* What is being asked: Each line from the one that contains "Convert this screenshot" to the end of the material must be quoted exactly; include both end lines and nothing else.

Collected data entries
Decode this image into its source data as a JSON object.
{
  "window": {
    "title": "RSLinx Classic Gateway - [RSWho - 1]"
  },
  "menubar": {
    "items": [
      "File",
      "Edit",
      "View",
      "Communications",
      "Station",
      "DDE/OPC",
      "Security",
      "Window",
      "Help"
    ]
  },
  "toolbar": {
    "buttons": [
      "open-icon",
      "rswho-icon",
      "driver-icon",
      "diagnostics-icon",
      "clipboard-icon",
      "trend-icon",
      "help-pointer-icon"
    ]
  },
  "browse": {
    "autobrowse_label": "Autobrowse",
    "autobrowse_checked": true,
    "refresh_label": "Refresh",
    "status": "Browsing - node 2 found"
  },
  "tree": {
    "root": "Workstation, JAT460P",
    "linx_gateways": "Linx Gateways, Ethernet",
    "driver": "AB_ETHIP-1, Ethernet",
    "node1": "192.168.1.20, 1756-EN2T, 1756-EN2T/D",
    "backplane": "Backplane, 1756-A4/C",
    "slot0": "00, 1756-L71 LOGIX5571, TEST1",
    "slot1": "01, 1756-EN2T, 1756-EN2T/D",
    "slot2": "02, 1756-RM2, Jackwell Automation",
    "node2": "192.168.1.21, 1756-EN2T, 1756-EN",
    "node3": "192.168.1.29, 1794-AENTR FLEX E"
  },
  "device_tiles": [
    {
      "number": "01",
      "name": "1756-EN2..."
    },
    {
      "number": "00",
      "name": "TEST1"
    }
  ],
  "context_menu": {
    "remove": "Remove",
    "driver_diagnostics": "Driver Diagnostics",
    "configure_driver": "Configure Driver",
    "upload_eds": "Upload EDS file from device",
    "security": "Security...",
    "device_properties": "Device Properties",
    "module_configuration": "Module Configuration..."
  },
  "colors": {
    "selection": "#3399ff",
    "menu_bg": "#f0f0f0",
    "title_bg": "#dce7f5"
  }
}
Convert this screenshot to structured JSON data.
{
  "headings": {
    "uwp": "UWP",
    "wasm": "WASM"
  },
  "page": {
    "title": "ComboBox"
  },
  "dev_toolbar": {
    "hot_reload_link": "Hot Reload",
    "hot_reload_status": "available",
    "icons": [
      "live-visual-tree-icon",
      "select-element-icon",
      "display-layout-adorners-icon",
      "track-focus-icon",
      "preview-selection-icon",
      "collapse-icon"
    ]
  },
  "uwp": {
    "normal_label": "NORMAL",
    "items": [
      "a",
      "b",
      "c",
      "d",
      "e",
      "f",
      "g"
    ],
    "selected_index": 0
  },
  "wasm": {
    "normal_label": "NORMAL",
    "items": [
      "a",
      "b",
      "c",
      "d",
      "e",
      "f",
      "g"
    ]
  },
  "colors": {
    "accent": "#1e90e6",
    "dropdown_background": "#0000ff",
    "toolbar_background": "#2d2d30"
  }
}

* Task solution:
Convert this screenshot to structured JSON data.
{
  "headings": {
    "uwp": "UWP",
    "wasm": "WASM"
  },
  "page": {
    "title": "ComboBox"
  },
  "dev_toolbar": {
    "hot_reload_link": "Hot Reload",
    "hot_reload_status": "available",
    "icons": [
      "live-visual-tree-icon",
      "select-element-icon",
      "display-layout-adorners-icon",
      "track-focus-icon",
      "preview-selection-icon",
      "collapse-icon"
    ]
  },
  "uwp": {
    "normal_label": "NORMAL",
    "items": [
      "a",
      "b",
      "c",
      "d",
      "e",
      "f",
      "g"
    ],
    "selected_index": 0
  },
  "wasm": {
    "normal_label": "NORMAL",
    "items": [
      "a",
      "b",
      "c",
      "d",
      "e",
      "f",
      "g"
    ]
  },
  "colors": {
    "accent": "#1e90e6",
    "dropdown_background": "#0000ff",
    "toolbar_background": "#2d2d30"
  }
}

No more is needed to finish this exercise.